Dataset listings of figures
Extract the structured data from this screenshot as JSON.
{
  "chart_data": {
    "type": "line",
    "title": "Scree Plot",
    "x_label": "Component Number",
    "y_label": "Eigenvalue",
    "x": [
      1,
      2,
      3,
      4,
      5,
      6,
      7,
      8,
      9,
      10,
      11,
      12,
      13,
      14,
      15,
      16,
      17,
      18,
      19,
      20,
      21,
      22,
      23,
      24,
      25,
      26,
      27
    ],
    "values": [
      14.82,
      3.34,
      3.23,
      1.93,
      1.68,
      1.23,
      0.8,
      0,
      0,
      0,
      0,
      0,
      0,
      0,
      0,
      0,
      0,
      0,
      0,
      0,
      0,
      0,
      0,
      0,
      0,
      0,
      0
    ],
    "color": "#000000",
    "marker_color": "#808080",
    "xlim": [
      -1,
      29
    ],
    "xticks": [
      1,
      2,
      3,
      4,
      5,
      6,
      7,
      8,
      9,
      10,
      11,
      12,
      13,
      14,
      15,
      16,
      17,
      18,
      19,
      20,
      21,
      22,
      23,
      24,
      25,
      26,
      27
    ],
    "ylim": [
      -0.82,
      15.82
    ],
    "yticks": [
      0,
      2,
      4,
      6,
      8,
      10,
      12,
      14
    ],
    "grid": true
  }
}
---
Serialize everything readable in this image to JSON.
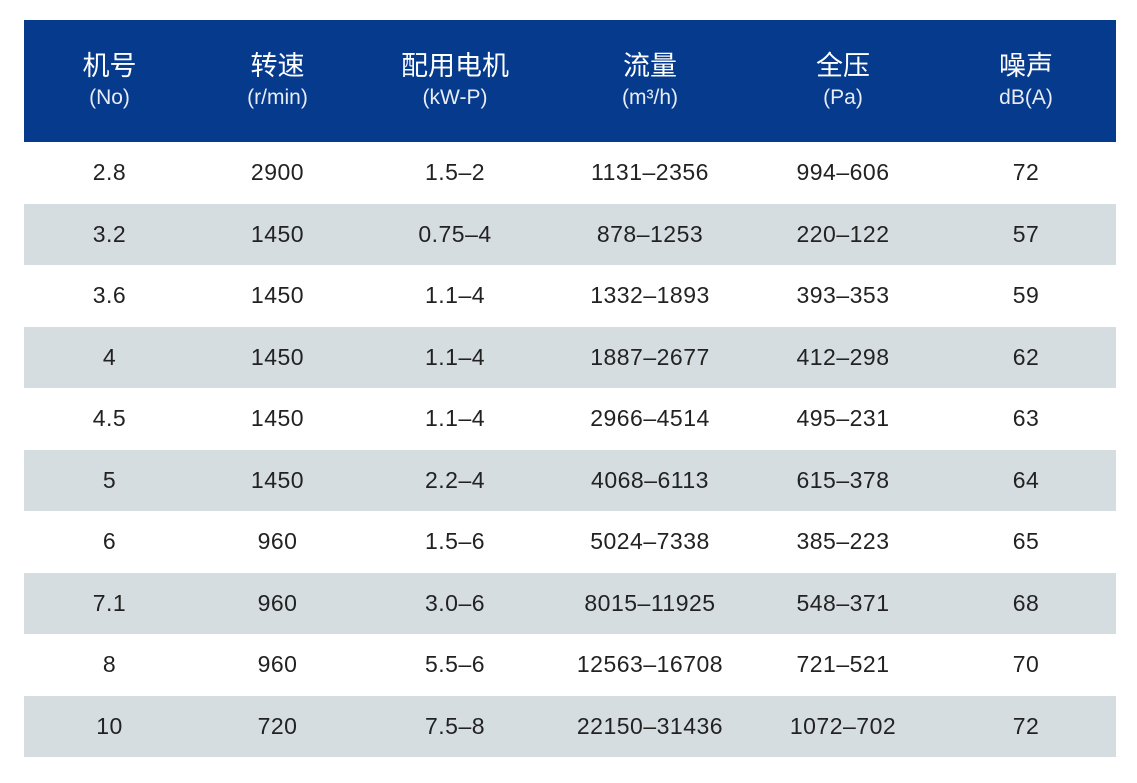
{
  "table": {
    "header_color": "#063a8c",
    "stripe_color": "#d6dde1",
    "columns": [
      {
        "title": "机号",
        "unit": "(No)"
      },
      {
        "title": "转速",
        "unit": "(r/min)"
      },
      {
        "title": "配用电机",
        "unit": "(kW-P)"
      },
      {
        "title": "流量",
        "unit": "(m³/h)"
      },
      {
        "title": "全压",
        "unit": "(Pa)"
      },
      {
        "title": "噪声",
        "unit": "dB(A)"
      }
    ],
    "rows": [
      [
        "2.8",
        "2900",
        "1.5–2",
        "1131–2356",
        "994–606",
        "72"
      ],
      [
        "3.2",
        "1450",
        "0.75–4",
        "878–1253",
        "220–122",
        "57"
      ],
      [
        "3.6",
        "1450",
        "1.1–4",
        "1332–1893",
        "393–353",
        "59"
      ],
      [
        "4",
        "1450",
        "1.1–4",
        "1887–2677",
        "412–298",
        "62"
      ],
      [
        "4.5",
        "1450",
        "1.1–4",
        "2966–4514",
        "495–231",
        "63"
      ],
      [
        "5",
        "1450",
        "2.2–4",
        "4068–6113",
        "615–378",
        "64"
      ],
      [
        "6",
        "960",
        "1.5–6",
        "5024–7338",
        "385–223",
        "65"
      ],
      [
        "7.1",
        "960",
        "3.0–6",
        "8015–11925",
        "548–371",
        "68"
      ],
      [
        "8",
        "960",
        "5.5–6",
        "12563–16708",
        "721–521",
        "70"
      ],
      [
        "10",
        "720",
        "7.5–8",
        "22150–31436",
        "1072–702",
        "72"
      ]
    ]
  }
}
...
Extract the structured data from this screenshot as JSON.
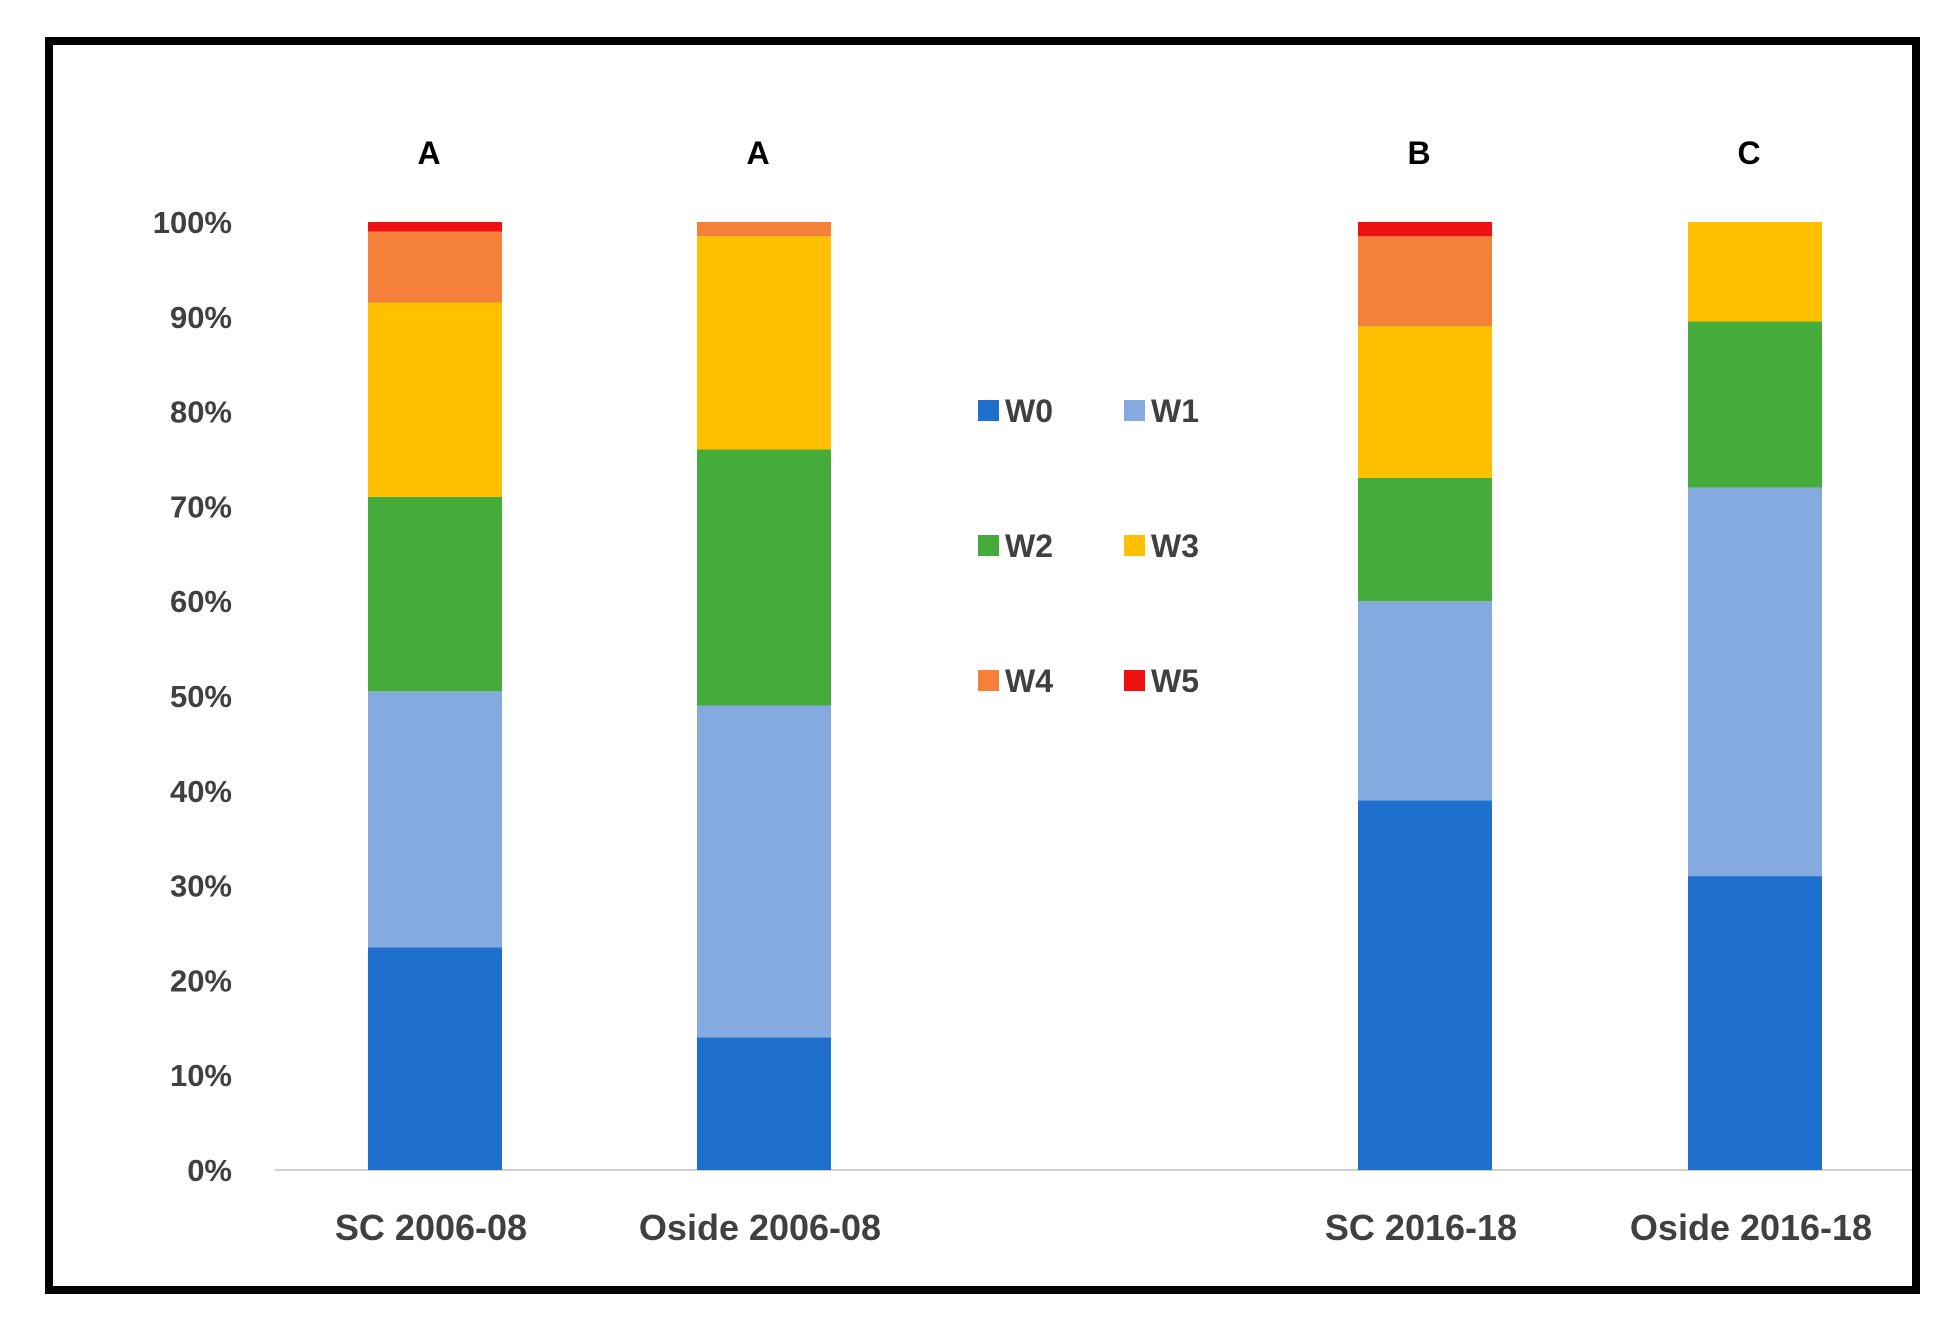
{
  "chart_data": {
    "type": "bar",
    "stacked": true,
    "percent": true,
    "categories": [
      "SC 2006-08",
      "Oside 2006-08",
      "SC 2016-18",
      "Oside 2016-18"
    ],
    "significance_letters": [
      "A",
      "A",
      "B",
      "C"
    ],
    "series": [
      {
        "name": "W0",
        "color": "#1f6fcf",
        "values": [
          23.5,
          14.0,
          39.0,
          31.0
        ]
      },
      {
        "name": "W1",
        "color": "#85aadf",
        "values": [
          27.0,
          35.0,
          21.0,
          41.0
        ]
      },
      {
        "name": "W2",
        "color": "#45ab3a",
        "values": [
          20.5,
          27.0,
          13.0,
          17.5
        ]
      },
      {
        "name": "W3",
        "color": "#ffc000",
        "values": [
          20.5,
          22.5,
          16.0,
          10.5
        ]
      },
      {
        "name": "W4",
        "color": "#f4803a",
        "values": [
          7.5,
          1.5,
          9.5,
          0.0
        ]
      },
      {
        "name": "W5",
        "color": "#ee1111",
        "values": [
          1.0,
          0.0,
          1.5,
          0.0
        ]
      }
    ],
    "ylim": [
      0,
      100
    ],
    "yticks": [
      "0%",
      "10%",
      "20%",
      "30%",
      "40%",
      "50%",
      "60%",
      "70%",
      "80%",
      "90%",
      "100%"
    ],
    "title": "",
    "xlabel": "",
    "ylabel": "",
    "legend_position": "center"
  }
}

What is being asked:
Using the listing above, show each line holding the string "unit".

Task response:
        "unit": "(No)"
        "unit": "(r/min)"
        "unit": "(kW-P)"
        "unit": "(m³/h)"
        "unit": "(Pa)"
        "unit": "dB(A)"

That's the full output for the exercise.